-- start of Supplied entries --

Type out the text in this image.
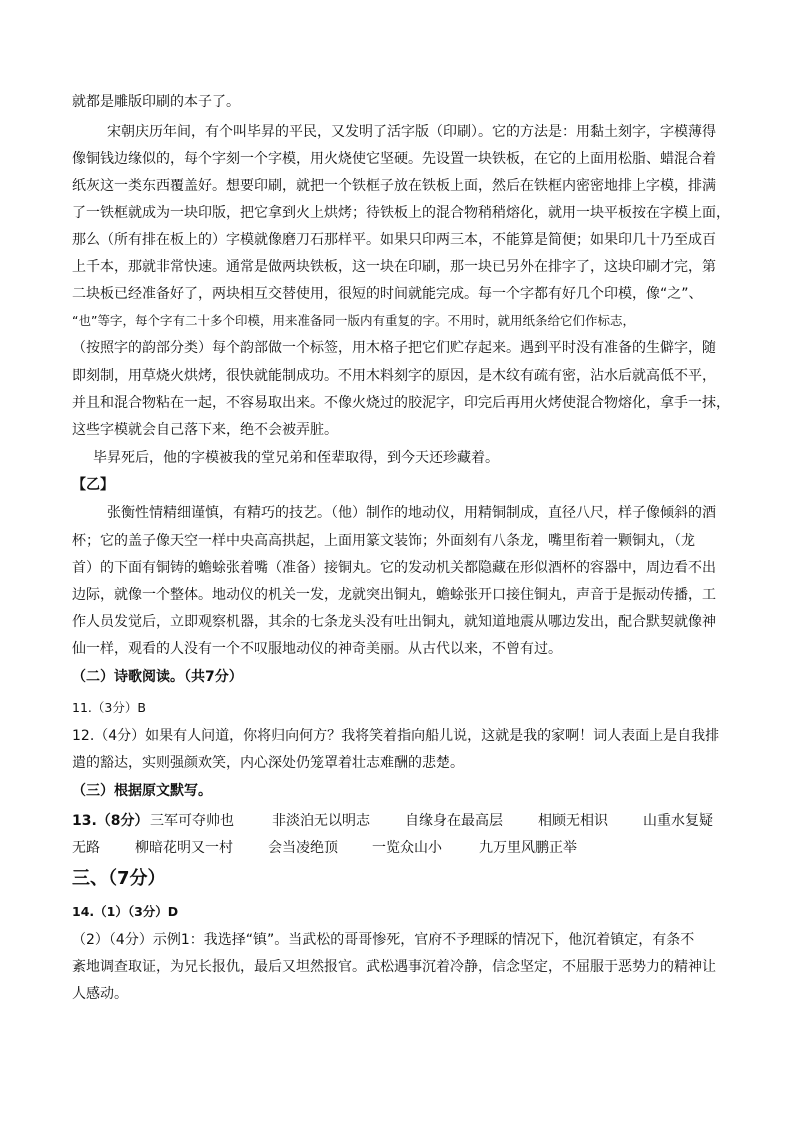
就都是雕版印刷的本子了。
宋朝庆历年间，有个叫毕昇的平民，又发明了活字版（印刷）。它的方法是：用黏土刻字，字模薄得
像铜钱边缘似的，每个字刻一个字模，用火烧使它坚硬。先设置一块铁板，在它的上面用松脂、蜡混合着
纸灰这一类东西覆盖好。想要印刷，就把一个铁框子放在铁板上面，然后在铁框内密密地排上字模，排满
了一铁框就成为一块印版，把它拿到火上烘烤；待铁板上的混合物稍稍熔化，就用一块平板按在字模上面，
那么（所有排在板上的）字模就像磨刀石那样平。如果只印两三本，不能算是简便；如果印几十乃至成百
上千本，那就非常快速。通常是做两块铁板，这一块在印刷，那一块已另外在排字了，这块印刷才完，第
二块板已经准备好了，两块相互交替使用，很短的时间就能完成。每一个字都有好几个印模，像“之”、
“也”等字，每个字有二十多个印模，用来准备同一版内有重复的字。不用时，就用纸条给它们作标志，
（按照字的韵部分类）每个韵部做一个标签，用木格子把它们贮存起来。遇到平时没有准备的生僻字，随
即刻制，用草烧火烘烤，很快就能制成功。不用木料刻字的原因，是木纹有疏有密，沾水后就高低不平，
并且和混合物粘在一起，不容易取出来。不像火烧过的胶泥字，印完后再用火烤使混合物熔化，拿手一抹，
这些字模就会自己落下来，绝不会被弄脏。
毕昇死后，他的字模被我的堂兄弟和侄辈取得，到今天还珍藏着。
【乙】
张衡性情精细谨慎，有精巧的技艺。（他）制作的地动仪，用精铜制成，直径八尺，样子像倾斜的酒
杯；它的盖子像天空一样中央高高拱起，上面用篆文装饰；外面刻有八条龙，嘴里衔着一颗铜丸，（龙
首）的下面有铜铸的蟾蜍张着嘴（准备）接铜丸。它的发动机关都隐藏在形似酒杯的容器中，周边看不出
边际，就像一个整体。地动仪的机关一发，龙就突出铜丸，蟾蜍张开口接住铜丸，声音于是振动传播，工
作人员发觉后，立即观察机器，其余的七条龙头没有吐出铜丸，就知道地震从哪边发出，配合默契就像神
仙一样，观看的人没有一个不叹服地动仪的神奇美丽。从古代以来，不曾有过。
（二）诗歌阅读。（共7分）
11.（3分）B
12.（4分）如果有人问道，你将归向何方？我将笑着指向船儿说，这就是我的家啊！词人表面上是自我排
遣的豁达，实则强颜欢笑，内心深处仍笼罩着壮志难酬的悲楚。
（三）根据原文默写。
13.（8分） 三军可夺帅也	非淡泊无以明志	自缘身在最高层	相顾无相识	山重水复疑
无路	柳暗花明又一村	会当凌绝顶 一览众山小	九万里风鹏正举
三、（7分）
14.（1）（3分）D
（2）（4分）示例1：我选择“镇”。当武松的哥哥惨死，官府不予理睬的情况下，他沉着镇定，有条不
紊地调查取证，为兄长报仇，最后又坦然报官。武松遇事沉着冷静，信念坚定，不屈服于恶势力的精神让
人感动。
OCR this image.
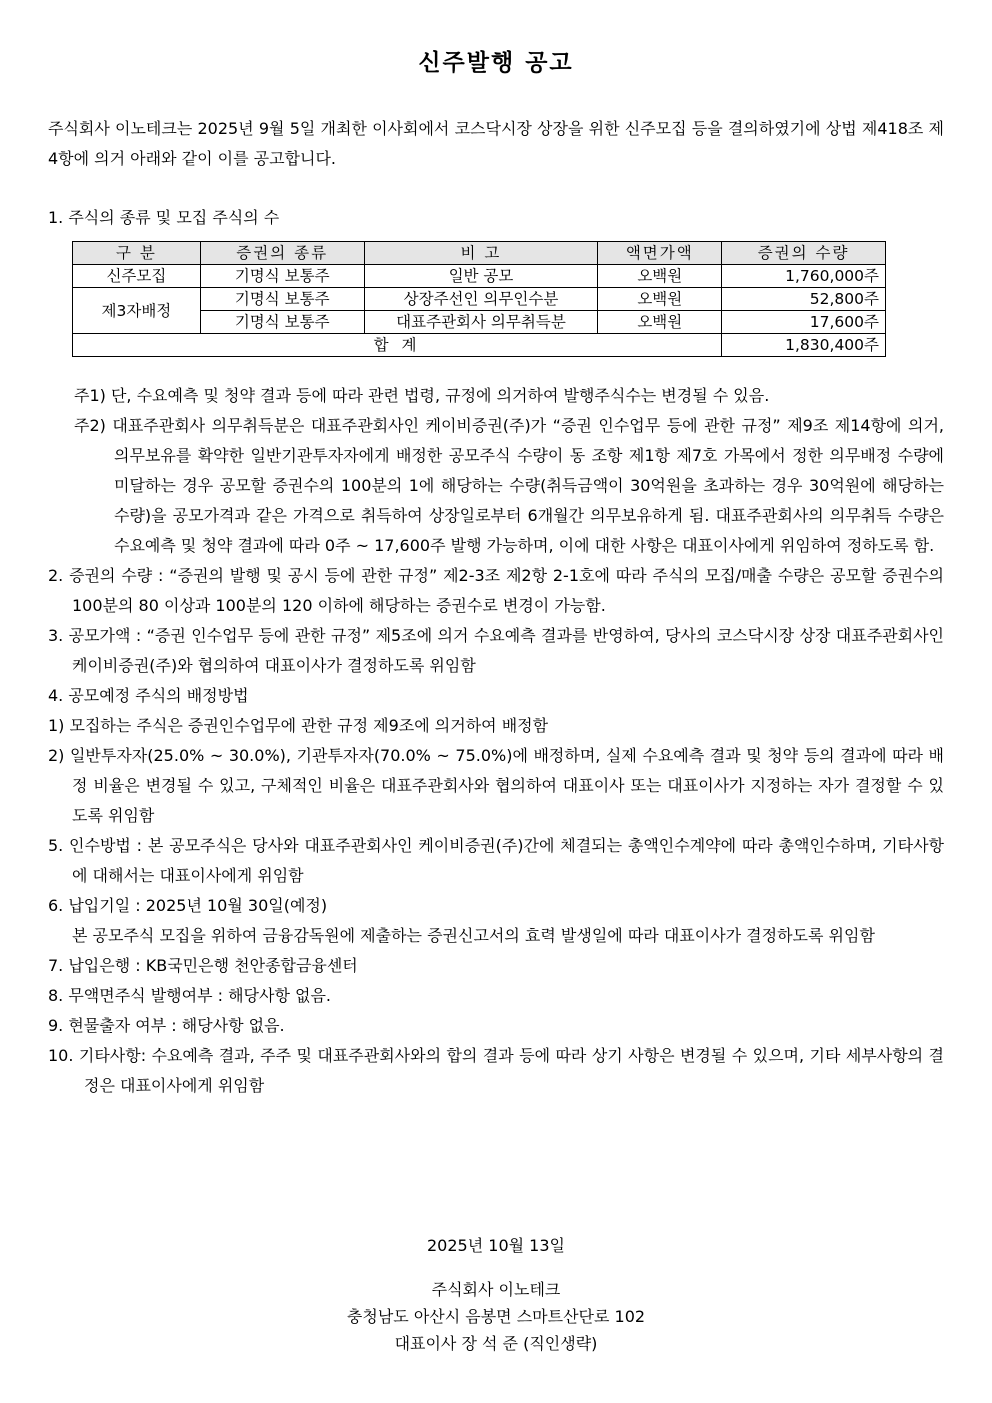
신주발행 공고
주식회사 이노테크는 2025년 9월 5일 개최한 이사회에서 코스닥시장 상장을 위한 신주모집 등을 결의하였기에 상법 제418조 제4항에 의거 아래와 같이 이를 공고합니다.
1. 주식의 종류 및 모집 주식의 수
구 분	증권의 종류	비 고	액면가액	증권의 수량
신주모집	기명식 보통주	일반 공모	오백원	1,760,000주
제3자배정	기명식 보통주	상장주선인 의무인수분	오백원	52,800주
	기명식 보통주	대표주관회사 의무취득분	오백원	17,600주
합 계				1,830,400주

주1) 단, 수요예측 및 청약 결과 등에 따라 관련 법령, 규정에 의거하여 발행주식수는 변경될 수 있음.

주2) 대표주관회사 의무취득분은 대표주관회사인 케이비증권(주)가 “증권 인수업무 등에 관한 규정” 제9조 제14항에 의거, 의무보유를 확약한 일반기관투자자에게 배정한 공모주식 수량이 동 조항 제1항 제7호 가목에서 정한 의무배정 수량에 미달하는 경우 공모할 증권수의 100분의 1에 해당하는 수량(취득금액이 30억원을 초과하는 경우 30억원에 해당하는 수량)을 공모가격과 같은 가격으로 취득하여 상장일로부터 6개월간 의무보유하게 됨. 대표주관회사의 의무취득 수량은 수요예측 및 청약 결과에 따라 0주 ~ 17,600주 발행 가능하며, 이에 대한 사항은 대표이사에게 위임하여 정하도록 함.

2. 증권의 수량 : “증권의 발행 및 공시 등에 관한 규정” 제2-3조 제2항 2-1호에 따라 주식의 모집/매출 수량은 공모할 증권수의 100분의 80 이상과 100분의 120 이하에 해당하는 증권수로 변경이 가능함.

3. 공모가액 : “증권 인수업무 등에 관한 규정” 제5조에 의거 수요예측 결과를 반영하여, 당사의 코스닥시장 상장 대표주관회사인 케이비증권(주)와 협의하여 대표이사가 결정하도록 위임함

4. 공모예정 주식의 배정방법

1) 모집하는 주식은 증권인수업무에 관한 규정 제9조에 의거하여 배정함

2) 일반투자자(25.0% ~ 30.0%), 기관투자자(70.0% ~ 75.0%)에 배정하며, 실제 수요예측 결과 및 청약 등의 결과에 따라 배정 비율은 변경될 수 있고, 구체적인 비율은 대표주관회사와 협의하여 대표이사 또는 대표이사가 지정하는 자가 결정할 수 있도록 위임함

5. 인수방법 : 본 공모주식은 당사와 대표주관회사인 케이비증권(주)간에 체결되는 총액인수계약에 따라 총액인수하며, 기타사항에 대해서는 대표이사에게 위임함

6. 납입기일 : 2025년 10월 30일(예정)

본 공모주식 모집을 위하여 금융감독원에 제출하는 증권신고서의 효력 발생일에 따라 대표이사가 결정하도록 위임함

7. 납입은행 : KB국민은행 천안종합금융센터

8. 무액면주식 발행여부 : 해당사항 없음.

9. 현물출자 여부 : 해당사항 없음.

10. 기타사항: 수요예측 결과, 주주 및 대표주관회사와의 합의 결과 등에 따라 상기 사항은 변경될 수 있으며, 기타 세부사항의 결정은 대표이사에게 위임함

2025년 10월 13일
주식회사 이노테크
충청남도 아산시 음봉면 스마트산단로 102
대표이사 장 석 준 (직인생략)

-- end of Supplied entries --

What is being asked.
Quote all the lines above exactly as given. Do not include the pictures.

Reply.
Type out the text in this image.
就都是雕版印刷的本子了。
宋朝庆历年间，有个叫毕昇的平民，又发明了活字版（印刷）。它的方法是：用黏土刻字，字模薄得
像铜钱边缘似的，每个字刻一个字模，用火烧使它坚硬。先设置一块铁板，在它的上面用松脂、蜡混合着
纸灰这一类东西覆盖好。想要印刷，就把一个铁框子放在铁板上面，然后在铁框内密密地排上字模，排满
了一铁框就成为一块印版，把它拿到火上烘烤；待铁板上的混合物稍稍熔化，就用一块平板按在字模上面，
那么（所有排在板上的）字模就像磨刀石那样平。如果只印两三本，不能算是简便；如果印几十乃至成百
上千本，那就非常快速。通常是做两块铁板，这一块在印刷，那一块已另外在排字了，这块印刷才完，第
二块板已经准备好了，两块相互交替使用，很短的时间就能完成。每一个字都有好几个印模，像“之”、
“也”等字，每个字有二十多个印模，用来准备同一版内有重复的字。不用时，就用纸条给它们作标志，
（按照字的韵部分类）每个韵部做一个标签，用木格子把它们贮存起来。遇到平时没有准备的生僻字，随
即刻制，用草烧火烘烤，很快就能制成功。不用木料刻字的原因，是木纹有疏有密，沾水后就高低不平，
并且和混合物粘在一起，不容易取出来。不像火烧过的胶泥字，印完后再用火烤使混合物熔化，拿手一抹，
这些字模就会自己落下来，绝不会被弄脏。
毕昇死后，他的字模被我的堂兄弟和侄辈取得，到今天还珍藏着。
【乙】
张衡性情精细谨慎，有精巧的技艺。（他）制作的地动仪，用精铜制成，直径八尺，样子像倾斜的酒
杯；它的盖子像天空一样中央高高拱起，上面用篆文装饰；外面刻有八条龙，嘴里衔着一颗铜丸，（龙
首）的下面有铜铸的蟾蜍张着嘴（准备）接铜丸。它的发动机关都隐藏在形似酒杯的容器中，周边看不出
边际，就像一个整体。地动仪的机关一发，龙就突出铜丸，蟾蜍张开口接住铜丸，声音于是振动传播，工
作人员发觉后，立即观察机器，其余的七条龙头没有吐出铜丸，就知道地震从哪边发出，配合默契就像神
仙一样，观看的人没有一个不叹服地动仪的神奇美丽。从古代以来，不曾有过。
（二）诗歌阅读。（共7分）
11.（3分）B
12.（4分）如果有人问道，你将归向何方？我将笑着指向船儿说，这就是我的家啊！词人表面上是自我排
遣的豁达，实则强颜欢笑，内心深处仍笼罩着壮志难酬的悲楚。
（三）根据原文默写。
13.（8分） 三军可夺帅也	非淡泊无以明志	自缘身在最高层	相顾无相识	山重水复疑
无路	柳暗花明又一村	会当凌绝顶 一览众山小	九万里风鹏正举
三、（7分）
14.（1）（3分）D
（2）（4分）示例1：我选择“镇”。当武松的哥哥惨死，官府不予理睬的情况下，他沉着镇定，有条不
紊地调查取证，为兄长报仇，最后又坦然报官。武松遇事沉着冷静，信念坚定，不屈服于恶势力的精神让
人感动。
OCR this image.
신주발행 공고
주식회사 이노테크는 2025년 9월 5일 개최한 이사회에서 코스닥시장 상장을 위한 신주모집 등을 결의하였기에 상법 제418조 제4항에 의거 아래와 같이 이를 공고합니다.
1. 주식의 종류 및 모집 주식의 수
구 분	증권의 종류	비 고	액면가액	증권의 수량
신주모집	기명식 보통주	일반 공모	오백원	1,760,000주
제3자배정	기명식 보통주	상장주선인 의무인수분	오백원	52,800주
	기명식 보통주	대표주관회사 의무취득분	오백원	17,600주
합 계				1,830,400주

주1) 단, 수요예측 및 청약 결과 등에 따라 관련 법령, 규정에 의거하여 발행주식수는 변경될 수 있음.

주2) 대표주관회사 의무취득분은 대표주관회사인 케이비증권(주)가 “증권 인수업무 등에 관한 규정” 제9조 제14항에 의거, 의무보유를 확약한 일반기관투자자에게 배정한 공모주식 수량이 동 조항 제1항 제7호 가목에서 정한 의무배정 수량에 미달하는 경우 공모할 증권수의 100분의 1에 해당하는 수량(취득금액이 30억원을 초과하는 경우 30억원에 해당하는 수량)을 공모가격과 같은 가격으로 취득하여 상장일로부터 6개월간 의무보유하게 됨. 대표주관회사의 의무취득 수량은 수요예측 및 청약 결과에 따라 0주 ~ 17,600주 발행 가능하며, 이에 대한 사항은 대표이사에게 위임하여 정하도록 함.

2. 증권의 수량 : “증권의 발행 및 공시 등에 관한 규정” 제2-3조 제2항 2-1호에 따라 주식의 모집/매출 수량은 공모할 증권수의 100분의 80 이상과 100분의 120 이하에 해당하는 증권수로 변경이 가능함.

3. 공모가액 : “증권 인수업무 등에 관한 규정” 제5조에 의거 수요예측 결과를 반영하여, 당사의 코스닥시장 상장 대표주관회사인 케이비증권(주)와 협의하여 대표이사가 결정하도록 위임함

4. 공모예정 주식의 배정방법

1) 모집하는 주식은 증권인수업무에 관한 규정 제9조에 의거하여 배정함

2) 일반투자자(25.0% ~ 30.0%), 기관투자자(70.0% ~ 75.0%)에 배정하며, 실제 수요예측 결과 및 청약 등의 결과에 따라 배정 비율은 변경될 수 있고, 구체적인 비율은 대표주관회사와 협의하여 대표이사 또는 대표이사가 지정하는 자가 결정할 수 있도록 위임함

5. 인수방법 : 본 공모주식은 당사와 대표주관회사인 케이비증권(주)간에 체결되는 총액인수계약에 따라 총액인수하며, 기타사항에 대해서는 대표이사에게 위임함

6. 납입기일 : 2025년 10월 30일(예정)

본 공모주식 모집을 위하여 금융감독원에 제출하는 증권신고서의 효력 발생일에 따라 대표이사가 결정하도록 위임함

7. 납입은행 : KB국민은행 천안종합금융센터

8. 무액면주식 발행여부 : 해당사항 없음.

9. 현물출자 여부 : 해당사항 없음.

10. 기타사항: 수요예측 결과, 주주 및 대표주관회사와의 합의 결과 등에 따라 상기 사항은 변경될 수 있으며, 기타 세부사항의 결정은 대표이사에게 위임함

2025년 10월 13일
주식회사 이노테크
충청남도 아산시 음봉면 스마트산단로 102
대표이사 장 석 준 (직인생략)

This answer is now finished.